:: THE INPUT
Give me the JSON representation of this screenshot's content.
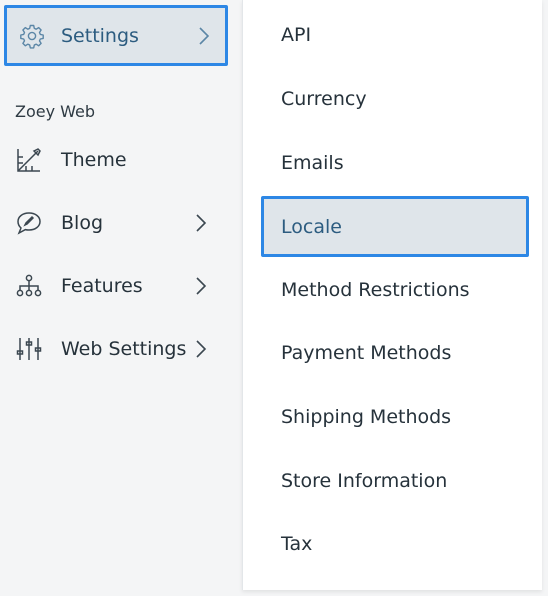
{
  "sidebar": {
    "active_item": {
      "label": "Settings",
      "icon": "gear-icon"
    },
    "section_label": "Zoey Web",
    "items": [
      {
        "label": "Theme",
        "icon": "theme-icon",
        "has_submenu": false
      },
      {
        "label": "Blog",
        "icon": "chat-bubble-icon",
        "has_submenu": true
      },
      {
        "label": "Features",
        "icon": "hierarchy-icon",
        "has_submenu": true
      },
      {
        "label": "Web Settings",
        "icon": "sliders-icon",
        "has_submenu": true
      }
    ]
  },
  "submenu": {
    "items": [
      {
        "label": "API"
      },
      {
        "label": "Currency"
      },
      {
        "label": "Emails"
      },
      {
        "label": "Locale",
        "active": true
      },
      {
        "label": "Method Restrictions"
      },
      {
        "label": "Payment Methods"
      },
      {
        "label": "Shipping Methods"
      },
      {
        "label": "Store Information"
      },
      {
        "label": "Tax"
      }
    ]
  },
  "colors": {
    "accent_border": "#2d87e5",
    "active_bg": "#dfe5ea",
    "active_text": "#2c5c80",
    "sidebar_bg": "#f4f5f6",
    "submenu_bg": "#ffffff"
  }
}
::::
• **AIM**: Each record must be quoted in full and exactly. Do not include the pictures.

• **EXPECTED ANSWER**:
Give me the JSON representation of this screenshot's content.
{
  "sidebar": {
    "active_item": {
      "label": "Settings",
      "icon": "gear-icon"
    },
    "section_label": "Zoey Web",
    "items": [
      {
        "label": "Theme",
        "icon": "theme-icon",
        "has_submenu": false
      },
      {
        "label": "Blog",
        "icon": "chat-bubble-icon",
        "has_submenu": true
      },
      {
        "label": "Features",
        "icon": "hierarchy-icon",
        "has_submenu": true
      },
      {
        "label": "Web Settings",
        "icon": "sliders-icon",
        "has_submenu": true
      }
    ]
  },
  "submenu": {
    "items": [
      {
        "label": "API"
      },
      {
        "label": "Currency"
      },
      {
        "label": "Emails"
      },
      {
        "label": "Locale",
        "active": true
      },
      {
        "label": "Method Restrictions"
      },
      {
        "label": "Payment Methods"
      },
      {
        "label": "Shipping Methods"
      },
      {
        "label": "Store Information"
      },
      {
        "label": "Tax"
      }
    ]
  },
  "colors": {
    "accent_border": "#2d87e5",
    "active_bg": "#dfe5ea",
    "active_text": "#2c5c80",
    "sidebar_bg": "#f4f5f6",
    "submenu_bg": "#ffffff"
  }
}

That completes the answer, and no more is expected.